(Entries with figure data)
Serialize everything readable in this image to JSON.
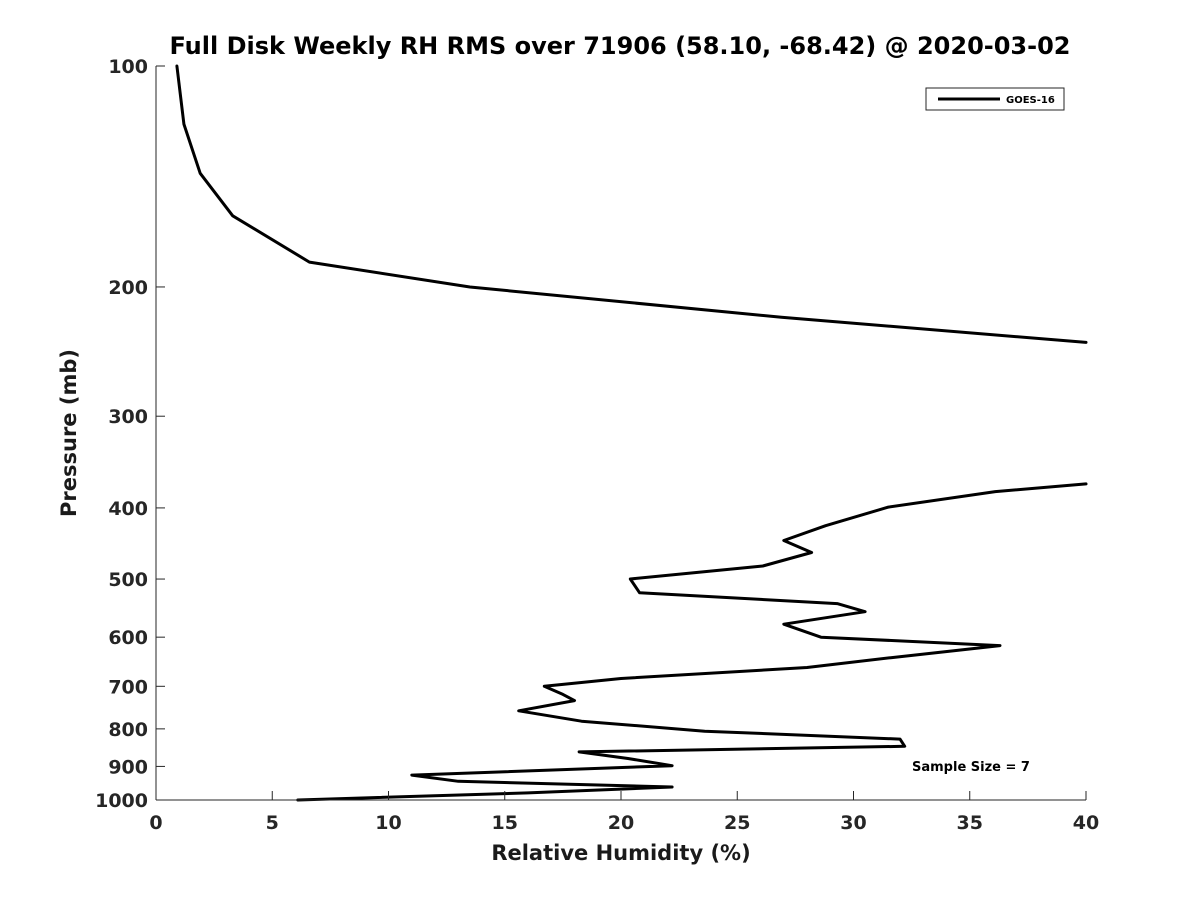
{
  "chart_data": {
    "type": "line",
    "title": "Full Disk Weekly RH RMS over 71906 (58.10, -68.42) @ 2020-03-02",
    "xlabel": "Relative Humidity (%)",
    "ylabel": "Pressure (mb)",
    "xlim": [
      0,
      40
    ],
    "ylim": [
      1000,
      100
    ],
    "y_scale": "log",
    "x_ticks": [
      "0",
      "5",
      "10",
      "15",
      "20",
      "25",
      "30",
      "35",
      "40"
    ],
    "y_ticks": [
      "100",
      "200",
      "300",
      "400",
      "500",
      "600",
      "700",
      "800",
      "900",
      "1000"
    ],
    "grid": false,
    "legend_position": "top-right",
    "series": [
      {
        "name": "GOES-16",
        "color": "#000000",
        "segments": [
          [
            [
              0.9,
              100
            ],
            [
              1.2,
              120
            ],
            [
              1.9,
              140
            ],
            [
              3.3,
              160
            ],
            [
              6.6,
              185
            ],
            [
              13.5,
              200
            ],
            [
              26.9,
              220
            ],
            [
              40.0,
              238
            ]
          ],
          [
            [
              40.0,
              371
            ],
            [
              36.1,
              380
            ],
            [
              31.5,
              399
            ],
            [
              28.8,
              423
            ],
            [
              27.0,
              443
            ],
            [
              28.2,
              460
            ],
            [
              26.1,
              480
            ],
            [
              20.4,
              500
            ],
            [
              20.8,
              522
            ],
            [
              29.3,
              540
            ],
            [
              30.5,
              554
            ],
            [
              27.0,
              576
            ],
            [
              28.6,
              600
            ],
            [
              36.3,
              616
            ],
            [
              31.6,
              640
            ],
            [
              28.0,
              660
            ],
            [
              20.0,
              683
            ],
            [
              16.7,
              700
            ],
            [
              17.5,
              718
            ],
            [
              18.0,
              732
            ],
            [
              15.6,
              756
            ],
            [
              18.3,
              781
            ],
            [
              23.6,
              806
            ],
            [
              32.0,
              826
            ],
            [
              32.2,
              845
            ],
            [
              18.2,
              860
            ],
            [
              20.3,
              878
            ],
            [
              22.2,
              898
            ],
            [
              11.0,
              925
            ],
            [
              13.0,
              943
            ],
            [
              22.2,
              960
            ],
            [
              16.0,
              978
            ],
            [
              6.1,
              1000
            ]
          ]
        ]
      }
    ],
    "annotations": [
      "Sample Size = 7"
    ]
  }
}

__WHAT IS ASKED__: The data should be printed again unchanged; leave its pictures out.

__WRITTEN SOLUTION__:
Serialize everything readable in this image to JSON.
{
  "chart_data": {
    "type": "line",
    "title": "Full Disk Weekly RH RMS over 71906 (58.10, -68.42) @ 2020-03-02",
    "xlabel": "Relative Humidity (%)",
    "ylabel": "Pressure (mb)",
    "xlim": [
      0,
      40
    ],
    "ylim": [
      1000,
      100
    ],
    "y_scale": "log",
    "x_ticks": [
      "0",
      "5",
      "10",
      "15",
      "20",
      "25",
      "30",
      "35",
      "40"
    ],
    "y_ticks": [
      "100",
      "200",
      "300",
      "400",
      "500",
      "600",
      "700",
      "800",
      "900",
      "1000"
    ],
    "grid": false,
    "legend_position": "top-right",
    "series": [
      {
        "name": "GOES-16",
        "color": "#000000",
        "segments": [
          [
            [
              0.9,
              100
            ],
            [
              1.2,
              120
            ],
            [
              1.9,
              140
            ],
            [
              3.3,
              160
            ],
            [
              6.6,
              185
            ],
            [
              13.5,
              200
            ],
            [
              26.9,
              220
            ],
            [
              40.0,
              238
            ]
          ],
          [
            [
              40.0,
              371
            ],
            [
              36.1,
              380
            ],
            [
              31.5,
              399
            ],
            [
              28.8,
              423
            ],
            [
              27.0,
              443
            ],
            [
              28.2,
              460
            ],
            [
              26.1,
              480
            ],
            [
              20.4,
              500
            ],
            [
              20.8,
              522
            ],
            [
              29.3,
              540
            ],
            [
              30.5,
              554
            ],
            [
              27.0,
              576
            ],
            [
              28.6,
              600
            ],
            [
              36.3,
              616
            ],
            [
              31.6,
              640
            ],
            [
              28.0,
              660
            ],
            [
              20.0,
              683
            ],
            [
              16.7,
              700
            ],
            [
              17.5,
              718
            ],
            [
              18.0,
              732
            ],
            [
              15.6,
              756
            ],
            [
              18.3,
              781
            ],
            [
              23.6,
              806
            ],
            [
              32.0,
              826
            ],
            [
              32.2,
              845
            ],
            [
              18.2,
              860
            ],
            [
              20.3,
              878
            ],
            [
              22.2,
              898
            ],
            [
              11.0,
              925
            ],
            [
              13.0,
              943
            ],
            [
              22.2,
              960
            ],
            [
              16.0,
              978
            ],
            [
              6.1,
              1000
            ]
          ]
        ]
      }
    ],
    "annotations": [
      "Sample Size = 7"
    ]
  }
}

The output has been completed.